[Entries supplied]:

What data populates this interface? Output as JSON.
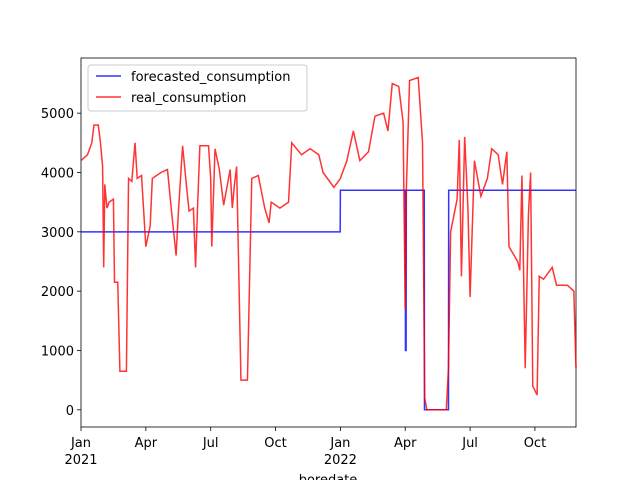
{
  "chart_data": {
    "type": "line",
    "xlabel": "boredate",
    "xlim": [
      0,
      22.9
    ],
    "xticks": [
      {
        "value": 0,
        "label": "Jan"
      },
      {
        "value": 3,
        "label": "Apr"
      },
      {
        "value": 6,
        "label": "Jul"
      },
      {
        "value": 9,
        "label": "Oct"
      },
      {
        "value": 12,
        "label": "Jan"
      },
      {
        "value": 15,
        "label": "Apr"
      },
      {
        "value": 18,
        "label": "Jul"
      },
      {
        "value": 21,
        "label": "Oct"
      }
    ],
    "xtick_years": [
      {
        "value": 0,
        "label": "2021"
      },
      {
        "value": 12,
        "label": "2022"
      }
    ],
    "ylim": [
      -290,
      5930
    ],
    "yticks": [
      0,
      1000,
      2000,
      3000,
      4000,
      5000
    ],
    "legend": "upper left",
    "series": [
      {
        "name": "forecasted_consumption",
        "color": "#0000ff",
        "x": [
          0,
          11.99,
          12,
          15,
          15.01,
          15.04,
          15.05,
          15.88,
          15.89,
          17.0,
          17.01,
          22.9
        ],
        "values": [
          3000,
          3000,
          3700,
          3700,
          1000,
          1000,
          3700,
          3700,
          0,
          0,
          3700,
          3700
        ]
      },
      {
        "name": "real_consumption",
        "color": "#ff0000",
        "x": [
          0,
          0.3,
          0.5,
          0.6,
          0.8,
          0.9,
          1.0,
          1.05,
          1.1,
          1.2,
          1.3,
          1.5,
          1.55,
          1.7,
          1.8,
          2.1,
          2.2,
          2.35,
          2.5,
          2.6,
          2.8,
          3.0,
          3.2,
          3.3,
          3.7,
          4.0,
          4.2,
          4.4,
          4.5,
          4.7,
          4.9,
          5.0,
          5.2,
          5.3,
          5.4,
          5.5,
          5.9,
          6.0,
          6.05,
          6.2,
          6.4,
          6.6,
          6.9,
          7.0,
          7.1,
          7.2,
          7.4,
          7.7,
          7.9,
          8.2,
          8.5,
          8.7,
          8.8,
          9.2,
          9.6,
          9.75,
          10.2,
          10.6,
          11.0,
          11.2,
          11.7,
          12.0,
          12.3,
          12.6,
          12.9,
          13.3,
          13.6,
          14.0,
          14.2,
          14.4,
          14.7,
          14.9,
          15.0,
          15.05,
          15.2,
          15.6,
          15.8,
          15.9,
          16.0,
          16.9,
          17.0,
          17.1,
          17.4,
          17.5,
          17.6,
          17.75,
          17.9,
          18.0,
          18.2,
          18.5,
          18.8,
          19.0,
          19.3,
          19.5,
          19.7,
          19.8,
          20.2,
          20.3,
          20.4,
          20.55,
          20.7,
          20.8,
          20.9,
          21.1,
          21.2,
          21.4,
          21.6,
          21.8,
          22.0,
          22.5,
          22.8,
          22.9
        ],
        "values": [
          4200,
          4300,
          4500,
          4800,
          4800,
          4500,
          4100,
          2400,
          3800,
          3400,
          3500,
          3550,
          2150,
          2150,
          650,
          650,
          3900,
          3850,
          4500,
          3900,
          3950,
          2750,
          3100,
          3900,
          4000,
          4050,
          3300,
          2600,
          3300,
          4450,
          3700,
          3350,
          3400,
          2400,
          3500,
          4450,
          4450,
          3900,
          2750,
          4400,
          4050,
          3450,
          4050,
          3400,
          3800,
          4100,
          500,
          500,
          3900,
          3950,
          3400,
          3150,
          3500,
          3400,
          3500,
          4500,
          4300,
          4400,
          4300,
          4000,
          3750,
          3900,
          4200,
          4700,
          4200,
          4350,
          4950,
          5000,
          4700,
          5500,
          5450,
          4850,
          1700,
          3700,
          5550,
          5600,
          4500,
          200,
          0,
          0,
          700,
          3000,
          3550,
          4550,
          2250,
          4600,
          3400,
          1900,
          4200,
          3600,
          3900,
          4400,
          4300,
          3800,
          4350,
          2750,
          2500,
          2350,
          3950,
          700,
          3300,
          4000,
          400,
          250,
          2250,
          2200,
          2300,
          2400,
          2100,
          2100,
          2000,
          700
        ]
      }
    ]
  }
}
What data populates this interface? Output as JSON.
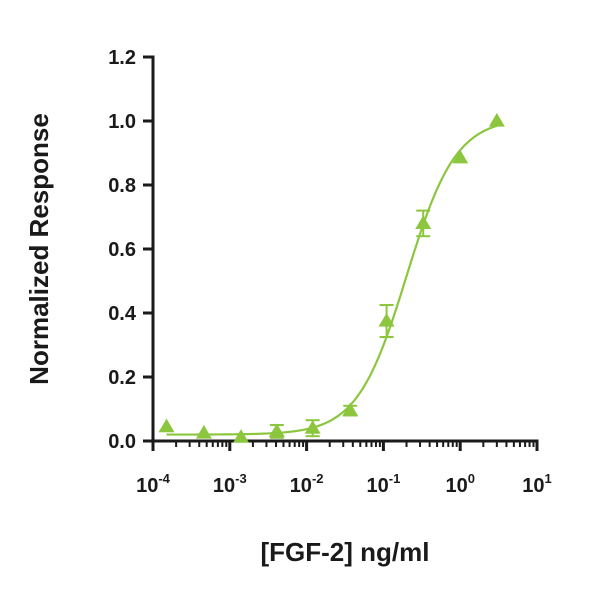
{
  "chart_data": {
    "type": "scatter",
    "xlabel": "[FGF-2] ng/ml",
    "ylabel": "Normalized Response",
    "x_scale": "log",
    "xlim": [
      0.0001,
      10
    ],
    "ylim": [
      0,
      1.2
    ],
    "x_ticks": [
      {
        "base": "10",
        "exp": "-4",
        "value": 0.0001
      },
      {
        "base": "10",
        "exp": "-3",
        "value": 0.001
      },
      {
        "base": "10",
        "exp": "-2",
        "value": 0.01
      },
      {
        "base": "10",
        "exp": "-1",
        "value": 0.1
      },
      {
        "base": "10",
        "exp": "0",
        "value": 1
      },
      {
        "base": "10",
        "exp": "1",
        "value": 10
      }
    ],
    "y_ticks": [
      "0.0",
      "0.2",
      "0.4",
      "0.6",
      "0.8",
      "1.0",
      "1.2"
    ],
    "grid": false,
    "legend": "none",
    "color": "#8cc63f",
    "series": [
      {
        "marker": "triangle",
        "points": [
          {
            "x": 0.00015,
            "y": 0.045,
            "err": 0
          },
          {
            "x": 0.00046,
            "y": 0.025,
            "err": 0
          },
          {
            "x": 0.0014,
            "y": 0.012,
            "err": 0
          },
          {
            "x": 0.0041,
            "y": 0.03,
            "err": 0.02
          },
          {
            "x": 0.012,
            "y": 0.04,
            "err": 0.025
          },
          {
            "x": 0.037,
            "y": 0.095,
            "err": 0.015
          },
          {
            "x": 0.11,
            "y": 0.375,
            "err": 0.05
          },
          {
            "x": 0.33,
            "y": 0.68,
            "err": 0.04
          },
          {
            "x": 1.0,
            "y": 0.885,
            "err": 0
          },
          {
            "x": 3.0,
            "y": 1.0,
            "err": 0
          }
        ]
      }
    ],
    "fit": {
      "bottom": 0.02,
      "top": 1.01,
      "ec50": 0.2,
      "hill": 1.35,
      "x_start": 0.00015,
      "x_end": 3.0
    }
  }
}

[Aim]: Each entry should be repeated exactly as it appears; the pictures stay out.

[Response to this exercise]:
What data populates this interface? Output as JSON.
{
  "chart_data": {
    "type": "line",
    "xlabel": "boredate",
    "xlim": [
      0,
      22.9
    ],
    "xticks": [
      {
        "value": 0,
        "label": "Jan"
      },
      {
        "value": 3,
        "label": "Apr"
      },
      {
        "value": 6,
        "label": "Jul"
      },
      {
        "value": 9,
        "label": "Oct"
      },
      {
        "value": 12,
        "label": "Jan"
      },
      {
        "value": 15,
        "label": "Apr"
      },
      {
        "value": 18,
        "label": "Jul"
      },
      {
        "value": 21,
        "label": "Oct"
      }
    ],
    "xtick_years": [
      {
        "value": 0,
        "label": "2021"
      },
      {
        "value": 12,
        "label": "2022"
      }
    ],
    "ylim": [
      -290,
      5930
    ],
    "yticks": [
      0,
      1000,
      2000,
      3000,
      4000,
      5000
    ],
    "legend": "upper left",
    "series": [
      {
        "name": "forecasted_consumption",
        "color": "#0000ff",
        "x": [
          0,
          11.99,
          12,
          15,
          15.01,
          15.04,
          15.05,
          15.88,
          15.89,
          17.0,
          17.01,
          22.9
        ],
        "values": [
          3000,
          3000,
          3700,
          3700,
          1000,
          1000,
          3700,
          3700,
          0,
          0,
          3700,
          3700
        ]
      },
      {
        "name": "real_consumption",
        "color": "#ff0000",
        "x": [
          0,
          0.3,
          0.5,
          0.6,
          0.8,
          0.9,
          1.0,
          1.05,
          1.1,
          1.2,
          1.3,
          1.5,
          1.55,
          1.7,
          1.8,
          2.1,
          2.2,
          2.35,
          2.5,
          2.6,
          2.8,
          3.0,
          3.2,
          3.3,
          3.7,
          4.0,
          4.2,
          4.4,
          4.5,
          4.7,
          4.9,
          5.0,
          5.2,
          5.3,
          5.4,
          5.5,
          5.9,
          6.0,
          6.05,
          6.2,
          6.4,
          6.6,
          6.9,
          7.0,
          7.1,
          7.2,
          7.4,
          7.7,
          7.9,
          8.2,
          8.5,
          8.7,
          8.8,
          9.2,
          9.6,
          9.75,
          10.2,
          10.6,
          11.0,
          11.2,
          11.7,
          12.0,
          12.3,
          12.6,
          12.9,
          13.3,
          13.6,
          14.0,
          14.2,
          14.4,
          14.7,
          14.9,
          15.0,
          15.05,
          15.2,
          15.6,
          15.8,
          15.9,
          16.0,
          16.9,
          17.0,
          17.1,
          17.4,
          17.5,
          17.6,
          17.75,
          17.9,
          18.0,
          18.2,
          18.5,
          18.8,
          19.0,
          19.3,
          19.5,
          19.7,
          19.8,
          20.2,
          20.3,
          20.4,
          20.55,
          20.7,
          20.8,
          20.9,
          21.1,
          21.2,
          21.4,
          21.6,
          21.8,
          22.0,
          22.5,
          22.8,
          22.9
        ],
        "values": [
          4200,
          4300,
          4500,
          4800,
          4800,
          4500,
          4100,
          2400,
          3800,
          3400,
          3500,
          3550,
          2150,
          2150,
          650,
          650,
          3900,
          3850,
          4500,
          3900,
          3950,
          2750,
          3100,
          3900,
          4000,
          4050,
          3300,
          2600,
          3300,
          4450,
          3700,
          3350,
          3400,
          2400,
          3500,
          4450,
          4450,
          3900,
          2750,
          4400,
          4050,
          3450,
          4050,
          3400,
          3800,
          4100,
          500,
          500,
          3900,
          3950,
          3400,
          3150,
          3500,
          3400,
          3500,
          4500,
          4300,
          4400,
          4300,
          4000,
          3750,
          3900,
          4200,
          4700,
          4200,
          4350,
          4950,
          5000,
          4700,
          5500,
          5450,
          4850,
          1700,
          3700,
          5550,
          5600,
          4500,
          200,
          0,
          0,
          700,
          3000,
          3550,
          4550,
          2250,
          4600,
          3400,
          1900,
          4200,
          3600,
          3900,
          4400,
          4300,
          3800,
          4350,
          2750,
          2500,
          2350,
          3950,
          700,
          3300,
          4000,
          400,
          250,
          2250,
          2200,
          2300,
          2400,
          2100,
          2100,
          2000,
          700
        ]
      }
    ]
  }
}
What data populates this interface? Output as JSON.
{
  "chart_data": {
    "type": "scatter",
    "xlabel": "[FGF-2] ng/ml",
    "ylabel": "Normalized Response",
    "x_scale": "log",
    "xlim": [
      0.0001,
      10
    ],
    "ylim": [
      0,
      1.2
    ],
    "x_ticks": [
      {
        "base": "10",
        "exp": "-4",
        "value": 0.0001
      },
      {
        "base": "10",
        "exp": "-3",
        "value": 0.001
      },
      {
        "base": "10",
        "exp": "-2",
        "value": 0.01
      },
      {
        "base": "10",
        "exp": "-1",
        "value": 0.1
      },
      {
        "base": "10",
        "exp": "0",
        "value": 1
      },
      {
        "base": "10",
        "exp": "1",
        "value": 10
      }
    ],
    "y_ticks": [
      "0.0",
      "0.2",
      "0.4",
      "0.6",
      "0.8",
      "1.0",
      "1.2"
    ],
    "grid": false,
    "legend": "none",
    "color": "#8cc63f",
    "series": [
      {
        "marker": "triangle",
        "points": [
          {
            "x": 0.00015,
            "y": 0.045,
            "err": 0
          },
          {
            "x": 0.00046,
            "y": 0.025,
            "err": 0
          },
          {
            "x": 0.0014,
            "y": 0.012,
            "err": 0
          },
          {
            "x": 0.0041,
            "y": 0.03,
            "err": 0.02
          },
          {
            "x": 0.012,
            "y": 0.04,
            "err": 0.025
          },
          {
            "x": 0.037,
            "y": 0.095,
            "err": 0.015
          },
          {
            "x": 0.11,
            "y": 0.375,
            "err": 0.05
          },
          {
            "x": 0.33,
            "y": 0.68,
            "err": 0.04
          },
          {
            "x": 1.0,
            "y": 0.885,
            "err": 0
          },
          {
            "x": 3.0,
            "y": 1.0,
            "err": 0
          }
        ]
      }
    ],
    "fit": {
      "bottom": 0.02,
      "top": 1.01,
      "ec50": 0.2,
      "hill": 1.35,
      "x_start": 0.00015,
      "x_end": 3.0
    }
  }
}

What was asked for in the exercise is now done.